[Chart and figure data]
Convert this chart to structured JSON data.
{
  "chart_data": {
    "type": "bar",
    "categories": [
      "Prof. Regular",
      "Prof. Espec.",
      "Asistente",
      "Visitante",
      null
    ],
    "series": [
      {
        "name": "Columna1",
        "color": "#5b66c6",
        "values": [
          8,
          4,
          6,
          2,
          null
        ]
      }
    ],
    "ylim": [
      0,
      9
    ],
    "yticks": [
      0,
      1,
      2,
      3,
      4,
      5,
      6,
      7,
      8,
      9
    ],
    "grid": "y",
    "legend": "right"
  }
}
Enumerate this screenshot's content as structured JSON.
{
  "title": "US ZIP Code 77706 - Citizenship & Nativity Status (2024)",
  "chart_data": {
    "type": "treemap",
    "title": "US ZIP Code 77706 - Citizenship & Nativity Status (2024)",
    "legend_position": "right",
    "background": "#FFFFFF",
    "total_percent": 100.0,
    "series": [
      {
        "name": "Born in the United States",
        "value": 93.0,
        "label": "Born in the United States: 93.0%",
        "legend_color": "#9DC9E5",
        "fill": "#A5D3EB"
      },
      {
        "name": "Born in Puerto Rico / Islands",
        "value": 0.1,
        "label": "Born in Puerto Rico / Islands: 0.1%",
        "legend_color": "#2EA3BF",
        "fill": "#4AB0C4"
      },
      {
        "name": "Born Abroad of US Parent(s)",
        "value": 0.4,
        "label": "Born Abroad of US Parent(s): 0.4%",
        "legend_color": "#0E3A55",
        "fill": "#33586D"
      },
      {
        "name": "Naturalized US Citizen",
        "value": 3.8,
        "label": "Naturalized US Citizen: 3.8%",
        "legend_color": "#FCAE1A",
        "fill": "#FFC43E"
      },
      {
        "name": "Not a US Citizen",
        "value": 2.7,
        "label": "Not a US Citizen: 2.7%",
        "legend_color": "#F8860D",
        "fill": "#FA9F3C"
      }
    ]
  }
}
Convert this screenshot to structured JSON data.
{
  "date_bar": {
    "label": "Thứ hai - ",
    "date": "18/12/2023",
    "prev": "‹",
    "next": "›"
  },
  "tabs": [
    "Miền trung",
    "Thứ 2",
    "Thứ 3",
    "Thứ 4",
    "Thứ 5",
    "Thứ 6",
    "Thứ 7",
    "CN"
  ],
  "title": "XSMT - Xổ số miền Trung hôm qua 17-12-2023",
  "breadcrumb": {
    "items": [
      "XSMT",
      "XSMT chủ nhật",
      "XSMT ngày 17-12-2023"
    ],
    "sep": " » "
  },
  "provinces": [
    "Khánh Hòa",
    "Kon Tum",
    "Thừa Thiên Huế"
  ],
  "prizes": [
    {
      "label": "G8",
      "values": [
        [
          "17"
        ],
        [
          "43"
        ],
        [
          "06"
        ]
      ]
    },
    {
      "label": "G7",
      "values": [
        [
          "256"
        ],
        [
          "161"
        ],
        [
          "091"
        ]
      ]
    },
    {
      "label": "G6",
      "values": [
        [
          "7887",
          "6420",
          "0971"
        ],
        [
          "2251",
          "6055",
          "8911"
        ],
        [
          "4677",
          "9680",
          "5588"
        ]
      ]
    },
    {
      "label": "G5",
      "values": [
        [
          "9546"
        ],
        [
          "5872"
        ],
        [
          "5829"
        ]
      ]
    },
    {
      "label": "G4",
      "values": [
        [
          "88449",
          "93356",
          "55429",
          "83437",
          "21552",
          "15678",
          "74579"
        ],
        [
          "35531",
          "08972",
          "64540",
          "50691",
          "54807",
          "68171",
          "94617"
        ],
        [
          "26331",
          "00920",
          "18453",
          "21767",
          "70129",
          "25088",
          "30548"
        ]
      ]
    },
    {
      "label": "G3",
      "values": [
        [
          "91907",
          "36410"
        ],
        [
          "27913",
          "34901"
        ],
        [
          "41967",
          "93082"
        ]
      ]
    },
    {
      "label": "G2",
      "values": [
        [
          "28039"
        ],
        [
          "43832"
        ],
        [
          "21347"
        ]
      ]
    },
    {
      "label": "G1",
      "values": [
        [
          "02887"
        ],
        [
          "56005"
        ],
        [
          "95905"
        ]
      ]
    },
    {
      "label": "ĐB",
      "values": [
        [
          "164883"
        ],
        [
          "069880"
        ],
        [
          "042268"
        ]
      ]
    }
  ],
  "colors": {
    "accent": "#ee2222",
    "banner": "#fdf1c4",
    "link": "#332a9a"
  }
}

Set problem
Extract the complete set of records unchanged.

Result for this exercise
Convert this chart to structured JSON data.
{
  "chart_data": {
    "type": "bar",
    "categories": [
      "Prof. Regular",
      "Prof. Espec.",
      "Asistente",
      "Visitante",
      null
    ],
    "series": [
      {
        "name": "Columna1",
        "color": "#5b66c6",
        "values": [
          8,
          4,
          6,
          2,
          null
        ]
      }
    ],
    "ylim": [
      0,
      9
    ],
    "yticks": [
      0,
      1,
      2,
      3,
      4,
      5,
      6,
      7,
      8,
      9
    ],
    "grid": "y",
    "legend": "right"
  }
}
Enumerate this screenshot's content as structured JSON.
{
  "title": "US ZIP Code 77706 - Citizenship & Nativity Status (2024)",
  "chart_data": {
    "type": "treemap",
    "title": "US ZIP Code 77706 - Citizenship & Nativity Status (2024)",
    "legend_position": "right",
    "background": "#FFFFFF",
    "total_percent": 100.0,
    "series": [
      {
        "name": "Born in the United States",
        "value": 93.0,
        "label": "Born in the United States: 93.0%",
        "legend_color": "#9DC9E5",
        "fill": "#A5D3EB"
      },
      {
        "name": "Born in Puerto Rico / Islands",
        "value": 0.1,
        "label": "Born in Puerto Rico / Islands: 0.1%",
        "legend_color": "#2EA3BF",
        "fill": "#4AB0C4"
      },
      {
        "name": "Born Abroad of US Parent(s)",
        "value": 0.4,
        "label": "Born Abroad of US Parent(s): 0.4%",
        "legend_color": "#0E3A55",
        "fill": "#33586D"
      },
      {
        "name": "Naturalized US Citizen",
        "value": 3.8,
        "label": "Naturalized US Citizen: 3.8%",
        "legend_color": "#FCAE1A",
        "fill": "#FFC43E"
      },
      {
        "name": "Not a US Citizen",
        "value": 2.7,
        "label": "Not a US Citizen: 2.7%",
        "legend_color": "#F8860D",
        "fill": "#FA9F3C"
      }
    ]
  }
}
Convert this screenshot to structured JSON data.
{
  "date_bar": {
    "label": "Thứ hai - ",
    "date": "18/12/2023",
    "prev": "‹",
    "next": "›"
  },
  "tabs": [
    "Miền trung",
    "Thứ 2",
    "Thứ 3",
    "Thứ 4",
    "Thứ 5",
    "Thứ 6",
    "Thứ 7",
    "CN"
  ],
  "title": "XSMT - Xổ số miền Trung hôm qua 17-12-2023",
  "breadcrumb": {
    "items": [
      "XSMT",
      "XSMT chủ nhật",
      "XSMT ngày 17-12-2023"
    ],
    "sep": " » "
  },
  "provinces": [
    "Khánh Hòa",
    "Kon Tum",
    "Thừa Thiên Huế"
  ],
  "prizes": [
    {
      "label": "G8",
      "values": [
        [
          "17"
        ],
        [
          "43"
        ],
        [
          "06"
        ]
      ]
    },
    {
      "label": "G7",
      "values": [
        [
          "256"
        ],
        [
          "161"
        ],
        [
          "091"
        ]
      ]
    },
    {
      "label": "G6",
      "values": [
        [
          "7887",
          "6420",
          "0971"
        ],
        [
          "2251",
          "6055",
          "8911"
        ],
        [
          "4677",
          "9680",
          "5588"
        ]
      ]
    },
    {
      "label": "G5",
      "values": [
        [
          "9546"
        ],
        [
          "5872"
        ],
        [
          "5829"
        ]
      ]
    },
    {
      "label": "G4",
      "values": [
        [
          "88449",
          "93356",
          "55429",
          "83437",
          "21552",
          "15678",
          "74579"
        ],
        [
          "35531",
          "08972",
          "64540",
          "50691",
          "54807",
          "68171",
          "94617"
        ],
        [
          "26331",
          "00920",
          "18453",
          "21767",
          "70129",
          "25088",
          "30548"
        ]
      ]
    },
    {
      "label": "G3",
      "values": [
        [
          "91907",
          "36410"
        ],
        [
          "27913",
          "34901"
        ],
        [
          "41967",
          "93082"
        ]
      ]
    },
    {
      "label": "G2",
      "values": [
        [
          "28039"
        ],
        [
          "43832"
        ],
        [
          "21347"
        ]
      ]
    },
    {
      "label": "G1",
      "values": [
        [
          "02887"
        ],
        [
          "56005"
        ],
        [
          "95905"
        ]
      ]
    },
    {
      "label": "ĐB",
      "values": [
        [
          "164883"
        ],
        [
          "069880"
        ],
        [
          "042268"
        ]
      ]
    }
  ],
  "colors": {
    "accent": "#ee2222",
    "banner": "#fdf1c4",
    "link": "#332a9a"
  }
}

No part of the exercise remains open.